*PROBLEM STATEMENT*
Check each line of the material below for "JSON", then copy the ones that contain it.

*EXTRACTED DATA*

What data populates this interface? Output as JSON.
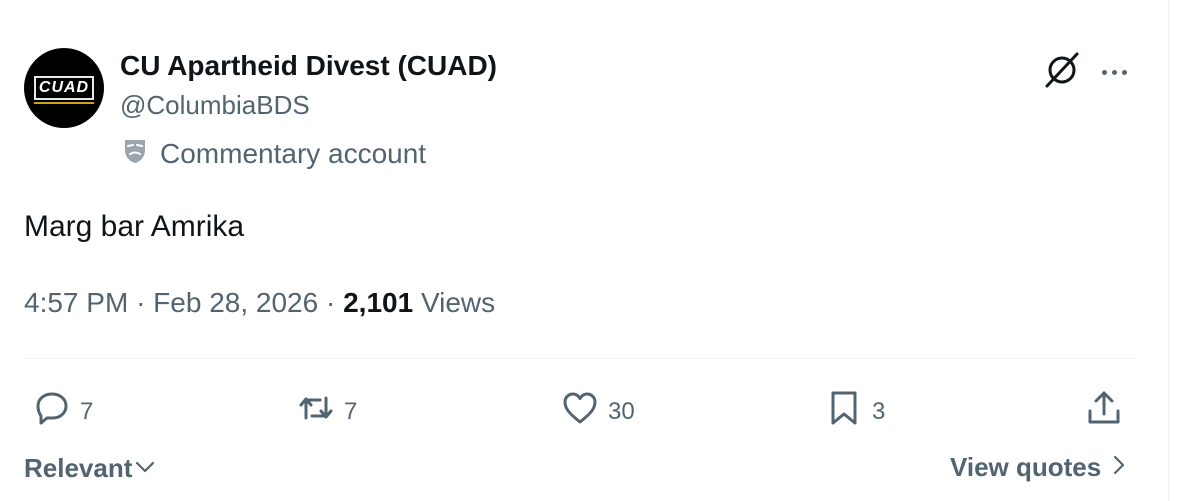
{
  "author": {
    "display_name": "CU Apartheid Divest (CUAD)",
    "handle": "@ColumbiaBDS",
    "avatar_text": "CUAD",
    "label_icon": "theater-masks-icon",
    "label_text": "Commentary account"
  },
  "header_icons": [
    "grok-icon",
    "more-icon"
  ],
  "tweet": {
    "text": "Marg bar Amrika"
  },
  "meta": {
    "time": "4:57 PM",
    "separator": "·",
    "date": "Feb 28, 2026",
    "views_count": "2,101",
    "views_label": "Views"
  },
  "actions": {
    "replies": "7",
    "reposts": "7",
    "likes": "30",
    "bookmarks": "3"
  },
  "footer": {
    "sort_label": "Relevant",
    "view_quotes_label": "View quotes"
  },
  "colors": {
    "text_primary": "#0f1419",
    "text_secondary": "#536471",
    "divider": "#eff3f4"
  }
}
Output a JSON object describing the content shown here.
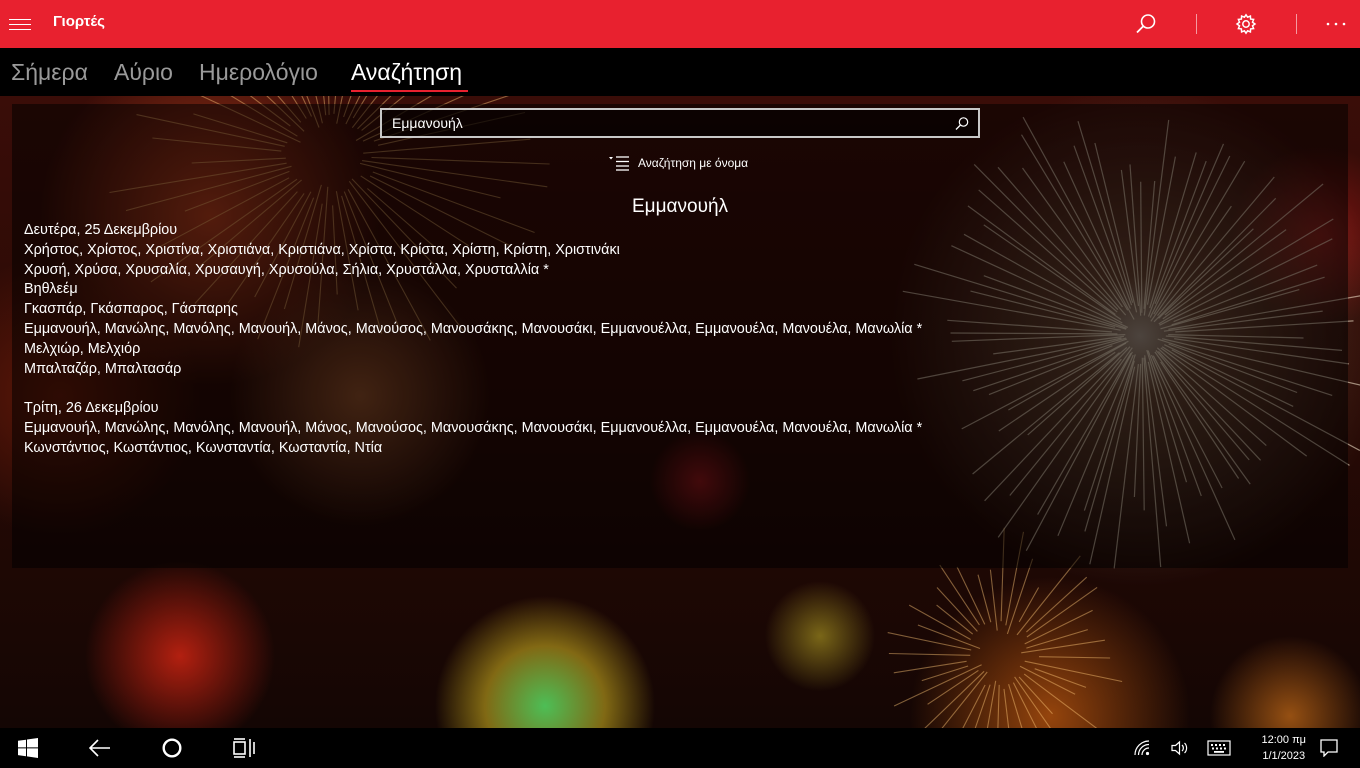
{
  "app": {
    "title": "Γιορτές"
  },
  "tabs": [
    {
      "label": "Σήμερα"
    },
    {
      "label": "Αύριο"
    },
    {
      "label": "Ημερολόγιο"
    },
    {
      "label": "Αναζήτηση",
      "active": true
    }
  ],
  "search": {
    "value": "Εμμανουήλ",
    "filter_label": "Αναζήτηση με όνομα"
  },
  "result": {
    "title": "Εμμανουήλ",
    "days": [
      {
        "date": "Δευτέρα, 25 Δεκεμβρίου",
        "names": [
          "Χρήστος, Χρίστος, Χριστίνα, Χριστιάνα, Κριστιάνα, Χρίστα, Κρίστα, Χρίστη, Κρίστη, Χριστινάκι",
          "Χρυσή, Χρύσα, Χρυσαλία, Χρυσαυγή, Χρυσούλα, Σήλια, Χρυστάλλα, Χρυσταλλία *",
          "Βηθλεέμ",
          "Γκασπάρ, Γκάσπαρος, Γάσπαρης",
          "Εμμανουήλ, Μανώλης, Μανόλης, Μανουήλ, Μάνος, Μανούσος, Μανουσάκης, Μανουσάκι, Εμμανουέλλα, Εμμανουέλα, Μανουέλα, Μανωλία *",
          "Μελχιώρ, Μελχιόρ",
          "Μπαλταζάρ, Μπαλτασάρ"
        ]
      },
      {
        "date": "Τρίτη, 26 Δεκεμβρίου",
        "names": [
          "Εμμανουήλ, Μανώλης, Μανόλης, Μανουήλ, Μάνος, Μανούσος, Μανουσάκης, Μανουσάκι, Εμμανουέλλα, Εμμανουέλα, Μανουέλα, Μανωλία *",
          "Κωνστάντιος, Κωστάντιος, Κωνσταντία, Κωσταντία, Ντία"
        ]
      }
    ]
  },
  "taskbar": {
    "time": "12:00 πμ",
    "date": "1/1/2023"
  },
  "colors": {
    "accent": "#e8212f",
    "tab_inactive": "#9a9a9a"
  },
  "icons": [
    "hamburger-icon",
    "search-icon",
    "settings-gear-icon",
    "more-icon",
    "filter-list-icon",
    "windows-start-icon",
    "back-arrow-icon",
    "cortana-circle-icon",
    "task-view-icon",
    "network-icon",
    "volume-icon",
    "keyboard-icon",
    "notification-icon"
  ]
}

*FULL ANSWER*
What data populates this interface? Output as JSON.
Output a JSON object describing the content shown here.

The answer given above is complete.